- [DIRECTIONS FOR THIS TASK]: Your task is to output the data exactly as it stands.

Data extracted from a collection
• • • •
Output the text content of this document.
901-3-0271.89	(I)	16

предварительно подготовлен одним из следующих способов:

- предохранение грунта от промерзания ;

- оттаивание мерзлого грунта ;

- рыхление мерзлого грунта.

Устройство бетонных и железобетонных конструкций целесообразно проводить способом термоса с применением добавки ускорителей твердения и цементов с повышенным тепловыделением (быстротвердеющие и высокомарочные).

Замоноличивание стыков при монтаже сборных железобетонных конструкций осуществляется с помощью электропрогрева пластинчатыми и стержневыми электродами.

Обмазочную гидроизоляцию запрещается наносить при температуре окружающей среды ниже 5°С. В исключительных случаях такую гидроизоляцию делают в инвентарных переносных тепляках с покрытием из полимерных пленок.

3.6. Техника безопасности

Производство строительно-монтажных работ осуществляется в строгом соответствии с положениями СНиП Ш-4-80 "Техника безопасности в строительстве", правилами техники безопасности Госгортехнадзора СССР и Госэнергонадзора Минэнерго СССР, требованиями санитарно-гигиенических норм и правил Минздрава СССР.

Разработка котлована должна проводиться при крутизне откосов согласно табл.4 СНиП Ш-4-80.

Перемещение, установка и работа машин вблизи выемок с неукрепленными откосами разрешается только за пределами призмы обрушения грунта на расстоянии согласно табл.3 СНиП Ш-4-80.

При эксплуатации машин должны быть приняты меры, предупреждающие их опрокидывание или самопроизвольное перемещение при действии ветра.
• • • •
- [SOLVED EXERCISE]:
Output the text content of this document.
901-3-0271.89	(I)	16

предварительно подготовлен одним из следующих способов:

- предохранение грунта от промерзания ;

- оттаивание мерзлого грунта ;

- рыхление мерзлого грунта.

Устройство бетонных и железобетонных конструкций целесообразно проводить способом термоса с применением добавки ускорителей твердения и цементов с повышенным тепловыделением (быстротвердеющие и высокомарочные).

Замоноличивание стыков при монтаже сборных железобетонных конструкций осуществляется с помощью электропрогрева пластинчатыми и стержневыми электродами.

Обмазочную гидроизоляцию запрещается наносить при температуре окружающей среды ниже 5°С. В исключительных случаях такую гидроизоляцию делают в инвентарных переносных тепляках с покрытием из полимерных пленок.

3.6. Техника безопасности

Производство строительно-монтажных работ осуществляется в строгом соответствии с положениями СНиП Ш-4-80 "Техника безопасности в строительстве", правилами техники безопасности Госгортехнадзора СССР и Госэнергонадзора Минэнерго СССР, требованиями санитарно-гигиенических норм и правил Минздрава СССР.

Разработка котлована должна проводиться при крутизне откосов согласно табл.4 СНиП Ш-4-80.

Перемещение, установка и работа машин вблизи выемок с неукрепленными откосами разрешается только за пределами призмы обрушения грунта на расстоянии согласно табл.3 СНиП Ш-4-80.

При эксплуатации машин должны быть приняты меры, предупреждающие их опрокидывание или самопроизвольное перемещение при действии ветра.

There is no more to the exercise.